BEGIN RECORDED DATA

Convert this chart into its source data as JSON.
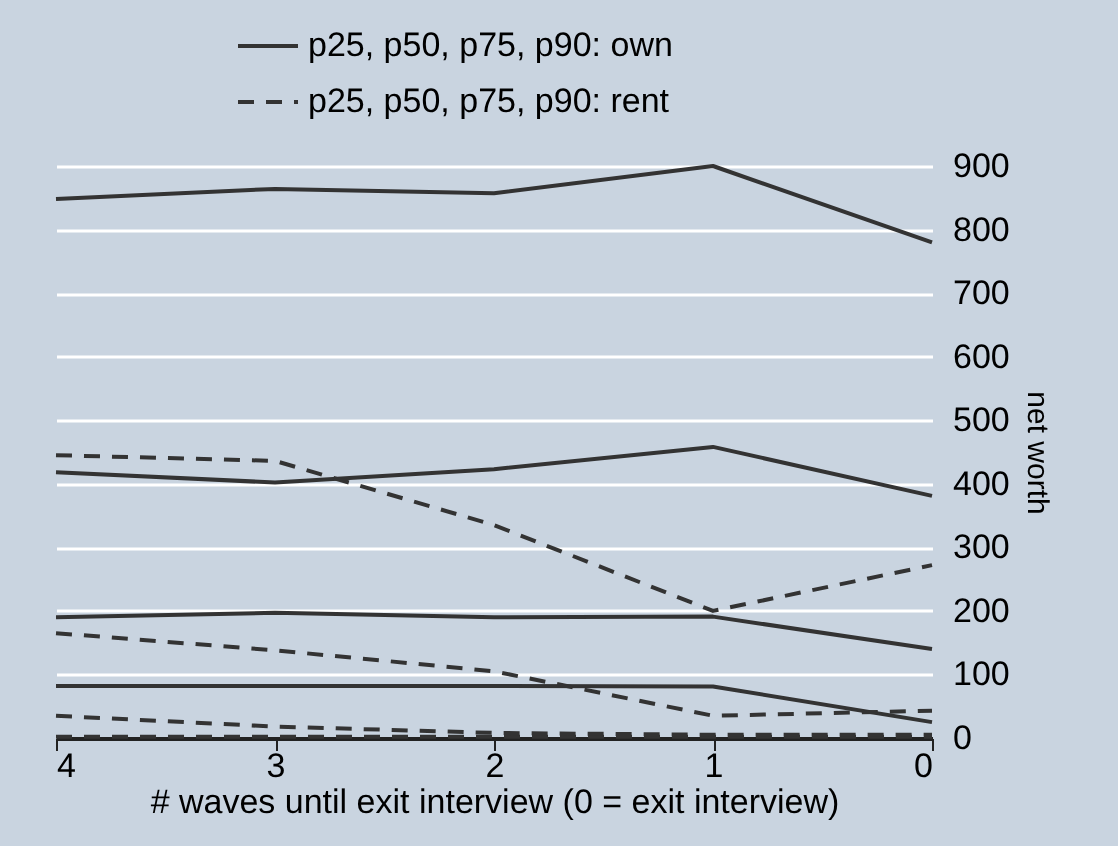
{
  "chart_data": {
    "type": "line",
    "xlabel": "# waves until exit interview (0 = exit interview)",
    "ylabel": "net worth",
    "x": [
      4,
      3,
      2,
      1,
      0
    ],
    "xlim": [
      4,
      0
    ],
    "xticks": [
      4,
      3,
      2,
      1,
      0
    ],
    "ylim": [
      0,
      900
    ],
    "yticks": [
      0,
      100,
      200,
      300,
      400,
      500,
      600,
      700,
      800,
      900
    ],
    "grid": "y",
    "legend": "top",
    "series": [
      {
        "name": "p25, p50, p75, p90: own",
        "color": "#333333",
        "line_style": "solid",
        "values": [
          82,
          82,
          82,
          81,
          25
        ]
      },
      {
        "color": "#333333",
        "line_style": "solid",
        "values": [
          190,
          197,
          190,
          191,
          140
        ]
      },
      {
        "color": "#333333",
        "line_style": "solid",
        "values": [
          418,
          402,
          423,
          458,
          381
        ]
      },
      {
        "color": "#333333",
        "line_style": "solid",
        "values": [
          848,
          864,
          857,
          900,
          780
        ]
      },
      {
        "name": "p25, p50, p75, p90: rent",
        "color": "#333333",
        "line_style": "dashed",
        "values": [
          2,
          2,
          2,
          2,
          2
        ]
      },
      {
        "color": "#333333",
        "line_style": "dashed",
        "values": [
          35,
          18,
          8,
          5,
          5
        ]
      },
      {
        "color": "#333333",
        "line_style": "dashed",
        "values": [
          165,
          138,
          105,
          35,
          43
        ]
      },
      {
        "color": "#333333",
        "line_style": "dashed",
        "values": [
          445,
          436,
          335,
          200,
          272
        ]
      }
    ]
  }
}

END RECORDED DATA

◆ WRITTEN EXERCISE:
Write out all the entries exactly, except for the pictures.

◆ EXPECTED ANSWER:
Convert this chart into its source data as JSON.
{
  "chart_data": {
    "type": "line",
    "xlabel": "# waves until exit interview (0 = exit interview)",
    "ylabel": "net worth",
    "x": [
      4,
      3,
      2,
      1,
      0
    ],
    "xlim": [
      4,
      0
    ],
    "xticks": [
      4,
      3,
      2,
      1,
      0
    ],
    "ylim": [
      0,
      900
    ],
    "yticks": [
      0,
      100,
      200,
      300,
      400,
      500,
      600,
      700,
      800,
      900
    ],
    "grid": "y",
    "legend": "top",
    "series": [
      {
        "name": "p25, p50, p75, p90: own",
        "color": "#333333",
        "line_style": "solid",
        "values": [
          82,
          82,
          82,
          81,
          25
        ]
      },
      {
        "color": "#333333",
        "line_style": "solid",
        "values": [
          190,
          197,
          190,
          191,
          140
        ]
      },
      {
        "color": "#333333",
        "line_style": "solid",
        "values": [
          418,
          402,
          423,
          458,
          381
        ]
      },
      {
        "color": "#333333",
        "line_style": "solid",
        "values": [
          848,
          864,
          857,
          900,
          780
        ]
      },
      {
        "name": "p25, p50, p75, p90: rent",
        "color": "#333333",
        "line_style": "dashed",
        "values": [
          2,
          2,
          2,
          2,
          2
        ]
      },
      {
        "color": "#333333",
        "line_style": "dashed",
        "values": [
          35,
          18,
          8,
          5,
          5
        ]
      },
      {
        "color": "#333333",
        "line_style": "dashed",
        "values": [
          165,
          138,
          105,
          35,
          43
        ]
      },
      {
        "color": "#333333",
        "line_style": "dashed",
        "values": [
          445,
          436,
          335,
          200,
          272
        ]
      }
    ]
  }
}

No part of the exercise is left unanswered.